### Given request
Repeat the records in full and exactly, omitting pictures.

----- Given data

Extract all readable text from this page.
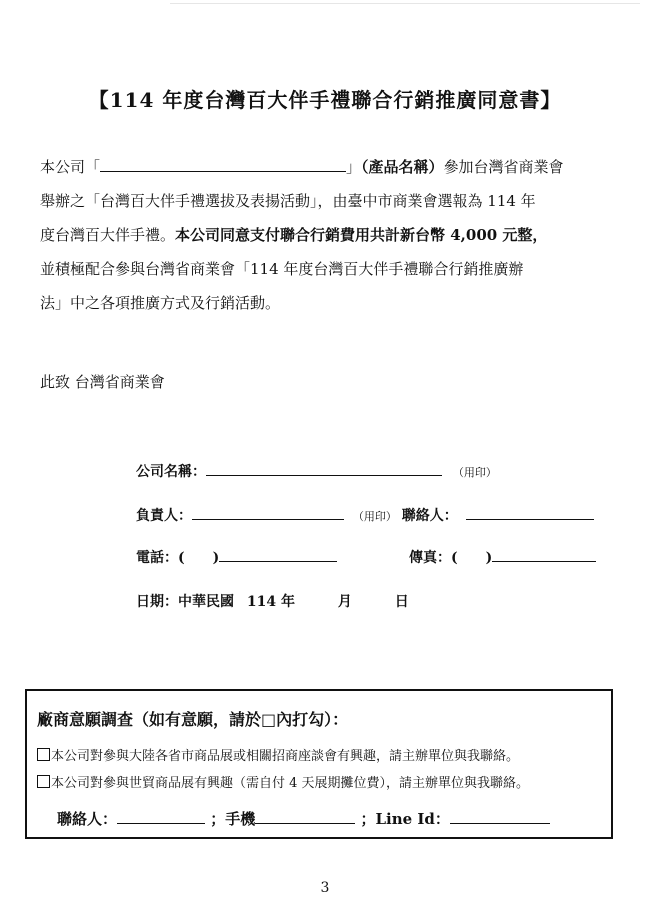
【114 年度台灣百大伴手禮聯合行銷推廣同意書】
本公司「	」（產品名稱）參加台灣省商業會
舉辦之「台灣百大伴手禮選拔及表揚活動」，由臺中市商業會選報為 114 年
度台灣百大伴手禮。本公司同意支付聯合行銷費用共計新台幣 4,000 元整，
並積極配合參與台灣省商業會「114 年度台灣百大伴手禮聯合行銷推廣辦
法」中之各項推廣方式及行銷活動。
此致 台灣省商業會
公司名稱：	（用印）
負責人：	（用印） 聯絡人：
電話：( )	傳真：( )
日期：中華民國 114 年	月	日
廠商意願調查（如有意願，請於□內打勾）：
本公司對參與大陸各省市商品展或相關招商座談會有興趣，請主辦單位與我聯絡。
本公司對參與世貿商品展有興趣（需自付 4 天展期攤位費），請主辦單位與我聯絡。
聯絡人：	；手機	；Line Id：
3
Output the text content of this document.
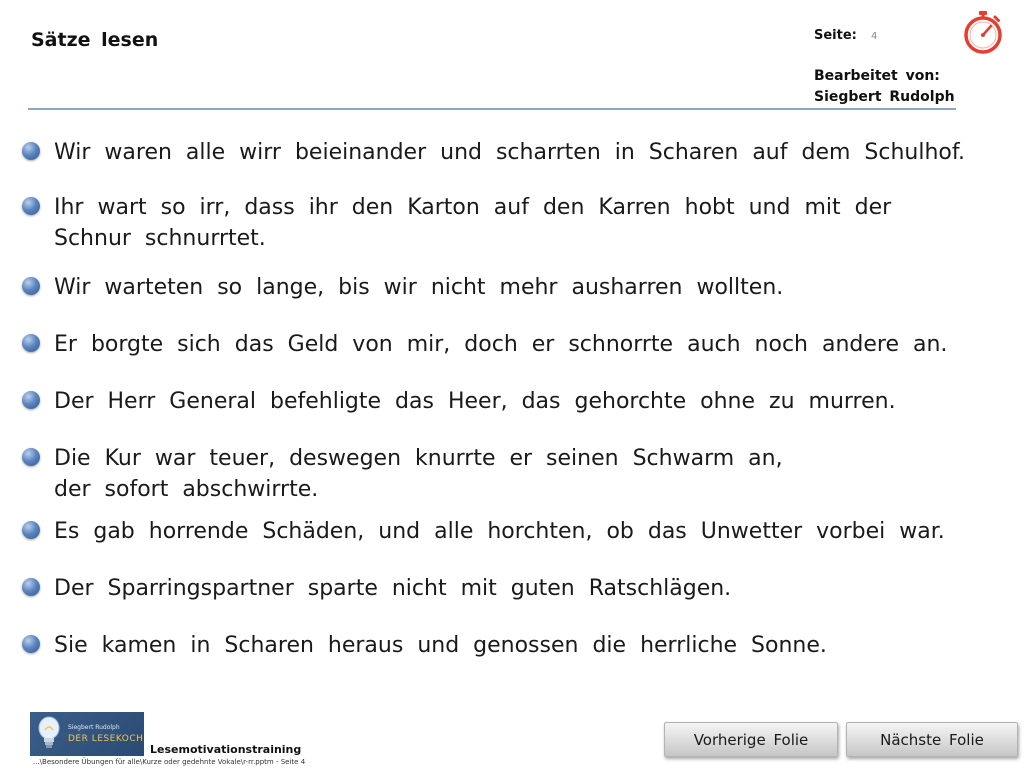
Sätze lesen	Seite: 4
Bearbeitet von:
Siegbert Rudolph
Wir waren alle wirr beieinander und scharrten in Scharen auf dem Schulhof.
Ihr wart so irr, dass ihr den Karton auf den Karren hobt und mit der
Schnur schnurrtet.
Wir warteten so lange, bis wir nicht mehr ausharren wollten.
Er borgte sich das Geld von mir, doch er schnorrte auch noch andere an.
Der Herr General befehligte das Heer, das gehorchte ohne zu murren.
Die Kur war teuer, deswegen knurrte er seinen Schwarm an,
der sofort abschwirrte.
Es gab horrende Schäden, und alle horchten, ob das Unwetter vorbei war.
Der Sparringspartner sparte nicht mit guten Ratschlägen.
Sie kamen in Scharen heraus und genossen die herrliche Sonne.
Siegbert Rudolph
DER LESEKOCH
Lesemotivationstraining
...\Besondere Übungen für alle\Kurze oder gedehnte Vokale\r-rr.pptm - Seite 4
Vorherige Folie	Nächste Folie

----------

### Written reply
Extract all readable text from this page.
【114 年度台灣百大伴手禮聯合行銷推廣同意書】
本公司「	」（產品名稱）參加台灣省商業會
舉辦之「台灣百大伴手禮選拔及表揚活動」，由臺中市商業會選報為 114 年
度台灣百大伴手禮。本公司同意支付聯合行銷費用共計新台幣 4,000 元整，
並積極配合參與台灣省商業會「114 年度台灣百大伴手禮聯合行銷推廣辦
法」中之各項推廣方式及行銷活動。
此致 台灣省商業會
公司名稱：	（用印）
負責人：	（用印） 聯絡人：
電話：( )	傳真：( )
日期：中華民國 114 年	月	日
廠商意願調查（如有意願，請於□內打勾）：
本公司對參與大陸各省市商品展或相關招商座談會有興趣，請主辦單位與我聯絡。
本公司對參與世貿商品展有興趣（需自付 4 天展期攤位費），請主辦單位與我聯絡。
聯絡人：	；手機	；Line Id：
3
Output the text content of this document.
Sätze lesen	Seite: 4
Bearbeitet von:
Siegbert Rudolph
Wir waren alle wirr beieinander und scharrten in Scharen auf dem Schulhof.
Ihr wart so irr, dass ihr den Karton auf den Karren hobt und mit der
Schnur schnurrtet.
Wir warteten so lange, bis wir nicht mehr ausharren wollten.
Er borgte sich das Geld von mir, doch er schnorrte auch noch andere an.
Der Herr General befehligte das Heer, das gehorchte ohne zu murren.
Die Kur war teuer, deswegen knurrte er seinen Schwarm an,
der sofort abschwirrte.
Es gab horrende Schäden, und alle horchten, ob das Unwetter vorbei war.
Der Sparringspartner sparte nicht mit guten Ratschlägen.
Sie kamen in Scharen heraus und genossen die herrliche Sonne.
Siegbert Rudolph
DER LESEKOCH
Lesemotivationstraining
...\Besondere Übungen für alle\Kurze oder gedehnte Vokale\r-rr.pptm - Seite 4
Vorherige Folie	Nächste Folie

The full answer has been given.